SHORT TASK: Search the listing for "structured" and copy every line where it appears.

THE INPUT:
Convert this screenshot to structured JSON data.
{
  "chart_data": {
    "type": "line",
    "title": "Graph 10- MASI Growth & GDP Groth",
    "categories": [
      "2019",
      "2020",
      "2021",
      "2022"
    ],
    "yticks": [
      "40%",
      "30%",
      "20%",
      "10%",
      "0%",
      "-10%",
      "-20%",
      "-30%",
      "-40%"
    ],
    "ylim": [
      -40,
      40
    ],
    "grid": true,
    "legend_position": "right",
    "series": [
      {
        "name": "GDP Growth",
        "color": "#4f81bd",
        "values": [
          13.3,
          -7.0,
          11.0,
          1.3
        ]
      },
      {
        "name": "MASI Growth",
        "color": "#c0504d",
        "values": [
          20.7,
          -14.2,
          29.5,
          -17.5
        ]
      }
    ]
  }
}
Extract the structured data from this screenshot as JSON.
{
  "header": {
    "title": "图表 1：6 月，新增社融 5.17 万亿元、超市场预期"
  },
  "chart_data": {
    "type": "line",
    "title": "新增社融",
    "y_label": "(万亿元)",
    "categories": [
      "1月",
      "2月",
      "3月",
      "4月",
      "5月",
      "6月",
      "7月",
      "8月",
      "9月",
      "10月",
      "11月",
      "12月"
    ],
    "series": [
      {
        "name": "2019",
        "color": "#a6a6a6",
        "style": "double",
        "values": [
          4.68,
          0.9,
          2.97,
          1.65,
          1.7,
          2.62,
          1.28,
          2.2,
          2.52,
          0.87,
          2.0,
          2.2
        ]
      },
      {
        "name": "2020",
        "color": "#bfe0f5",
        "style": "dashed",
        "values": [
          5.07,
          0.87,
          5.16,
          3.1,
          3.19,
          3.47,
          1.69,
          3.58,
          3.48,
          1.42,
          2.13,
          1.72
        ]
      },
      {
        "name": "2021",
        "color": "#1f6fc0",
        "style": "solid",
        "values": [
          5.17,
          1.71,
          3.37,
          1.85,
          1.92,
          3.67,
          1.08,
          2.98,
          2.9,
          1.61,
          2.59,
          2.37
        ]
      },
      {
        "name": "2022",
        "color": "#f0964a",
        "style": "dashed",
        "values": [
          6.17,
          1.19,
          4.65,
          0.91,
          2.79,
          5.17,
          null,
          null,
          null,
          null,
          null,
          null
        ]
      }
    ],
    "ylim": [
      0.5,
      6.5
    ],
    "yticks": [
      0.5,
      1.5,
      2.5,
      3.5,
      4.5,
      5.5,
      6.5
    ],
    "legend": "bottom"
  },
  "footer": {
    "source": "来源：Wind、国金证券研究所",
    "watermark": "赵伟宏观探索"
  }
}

---

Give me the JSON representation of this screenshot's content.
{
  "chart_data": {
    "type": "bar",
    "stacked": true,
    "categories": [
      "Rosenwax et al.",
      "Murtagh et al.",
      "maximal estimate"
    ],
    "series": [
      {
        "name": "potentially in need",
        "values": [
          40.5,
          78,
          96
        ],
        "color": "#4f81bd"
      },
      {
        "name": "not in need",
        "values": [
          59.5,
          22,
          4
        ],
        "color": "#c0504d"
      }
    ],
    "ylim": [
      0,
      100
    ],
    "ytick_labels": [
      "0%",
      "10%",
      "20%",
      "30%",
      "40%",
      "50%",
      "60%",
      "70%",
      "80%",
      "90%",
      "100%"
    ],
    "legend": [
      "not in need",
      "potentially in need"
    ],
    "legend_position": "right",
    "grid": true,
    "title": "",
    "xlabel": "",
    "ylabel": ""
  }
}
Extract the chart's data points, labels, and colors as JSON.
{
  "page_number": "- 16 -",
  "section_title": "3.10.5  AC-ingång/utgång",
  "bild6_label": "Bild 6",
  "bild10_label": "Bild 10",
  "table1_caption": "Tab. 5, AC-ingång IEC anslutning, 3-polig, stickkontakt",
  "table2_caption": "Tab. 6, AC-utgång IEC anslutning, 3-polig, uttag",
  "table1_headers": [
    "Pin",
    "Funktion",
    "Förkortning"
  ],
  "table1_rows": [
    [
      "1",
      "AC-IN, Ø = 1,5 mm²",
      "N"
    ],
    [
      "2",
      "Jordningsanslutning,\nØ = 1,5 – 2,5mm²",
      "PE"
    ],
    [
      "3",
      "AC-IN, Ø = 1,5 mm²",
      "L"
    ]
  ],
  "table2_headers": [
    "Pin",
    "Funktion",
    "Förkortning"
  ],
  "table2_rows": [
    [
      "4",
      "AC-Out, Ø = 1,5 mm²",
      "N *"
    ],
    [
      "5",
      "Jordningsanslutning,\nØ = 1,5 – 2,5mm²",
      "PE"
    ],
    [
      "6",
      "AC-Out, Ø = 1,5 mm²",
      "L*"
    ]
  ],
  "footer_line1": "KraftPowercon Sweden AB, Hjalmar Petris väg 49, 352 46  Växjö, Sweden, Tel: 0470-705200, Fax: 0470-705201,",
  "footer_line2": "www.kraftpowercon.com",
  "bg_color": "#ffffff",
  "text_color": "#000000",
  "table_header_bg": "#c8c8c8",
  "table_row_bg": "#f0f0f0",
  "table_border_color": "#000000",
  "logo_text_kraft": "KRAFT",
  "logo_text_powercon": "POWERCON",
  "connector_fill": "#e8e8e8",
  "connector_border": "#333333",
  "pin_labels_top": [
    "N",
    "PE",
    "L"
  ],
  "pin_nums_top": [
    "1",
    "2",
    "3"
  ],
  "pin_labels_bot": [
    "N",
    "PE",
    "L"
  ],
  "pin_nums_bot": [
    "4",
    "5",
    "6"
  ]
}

TASK RESULT:
Convert this screenshot to structured JSON data.
Extract the structured data from this screenshot as JSON.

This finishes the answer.